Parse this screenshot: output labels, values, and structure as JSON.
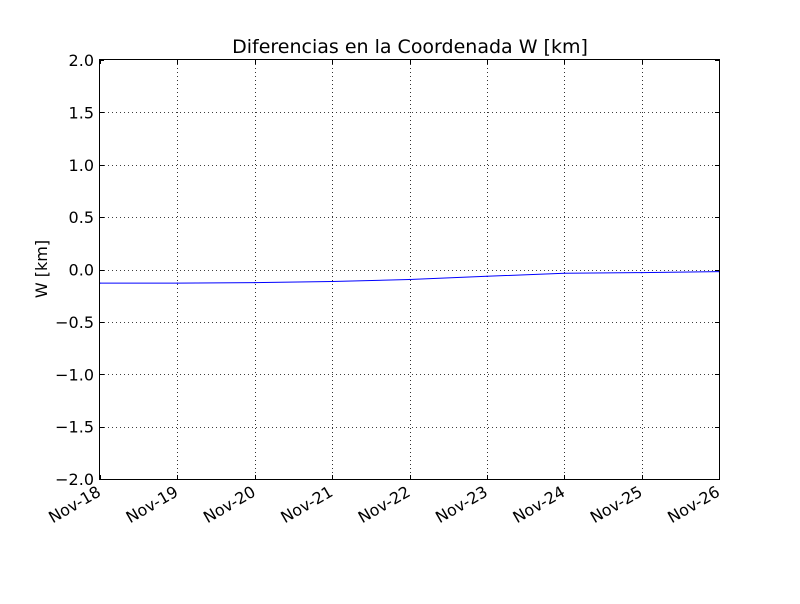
{
  "chart_data": {
    "type": "line",
    "title": "Diferencias en la Coordenada W [km]",
    "xlabel": "",
    "ylabel": "W [km]",
    "x_ticks": [
      "Nov-18",
      "Nov-19",
      "Nov-20",
      "Nov-21",
      "Nov-22",
      "Nov-23",
      "Nov-24",
      "Nov-25",
      "Nov-26"
    ],
    "y_ticks": [
      "2.0",
      "1.5",
      "1.0",
      "0.5",
      "0.0",
      "−0.5",
      "−1.0",
      "−1.5",
      "−2.0"
    ],
    "ylim": [
      -2.0,
      2.0
    ],
    "xlim": [
      "Nov-18",
      "Nov-26"
    ],
    "grid": true,
    "series": [
      {
        "color": "#0000ff",
        "x": [
          "Nov-18",
          "Nov-19",
          "Nov-20",
          "Nov-21",
          "Nov-22",
          "Nov-23",
          "Nov-24",
          "Nov-25",
          "Nov-26"
        ],
        "y": [
          -0.13,
          -0.13,
          -0.125,
          -0.115,
          -0.095,
          -0.065,
          -0.035,
          -0.03,
          -0.02
        ]
      }
    ]
  }
}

****************************************

● **Instruction**
Write out the full listing verbatim, excluding its pictures.

● **Output of the task**
Parse this screenshot: output labels, values, and structure as JSON.
{
  "chart_data": {
    "type": "line",
    "title": "Diferencias en la Coordenada W [km]",
    "xlabel": "",
    "ylabel": "W [km]",
    "x_ticks": [
      "Nov-18",
      "Nov-19",
      "Nov-20",
      "Nov-21",
      "Nov-22",
      "Nov-23",
      "Nov-24",
      "Nov-25",
      "Nov-26"
    ],
    "y_ticks": [
      "2.0",
      "1.5",
      "1.0",
      "0.5",
      "0.0",
      "−0.5",
      "−1.0",
      "−1.5",
      "−2.0"
    ],
    "ylim": [
      -2.0,
      2.0
    ],
    "xlim": [
      "Nov-18",
      "Nov-26"
    ],
    "grid": true,
    "series": [
      {
        "color": "#0000ff",
        "x": [
          "Nov-18",
          "Nov-19",
          "Nov-20",
          "Nov-21",
          "Nov-22",
          "Nov-23",
          "Nov-24",
          "Nov-25",
          "Nov-26"
        ],
        "y": [
          -0.13,
          -0.13,
          -0.125,
          -0.115,
          -0.095,
          -0.065,
          -0.035,
          -0.03,
          -0.02
        ]
      }
    ]
  }
}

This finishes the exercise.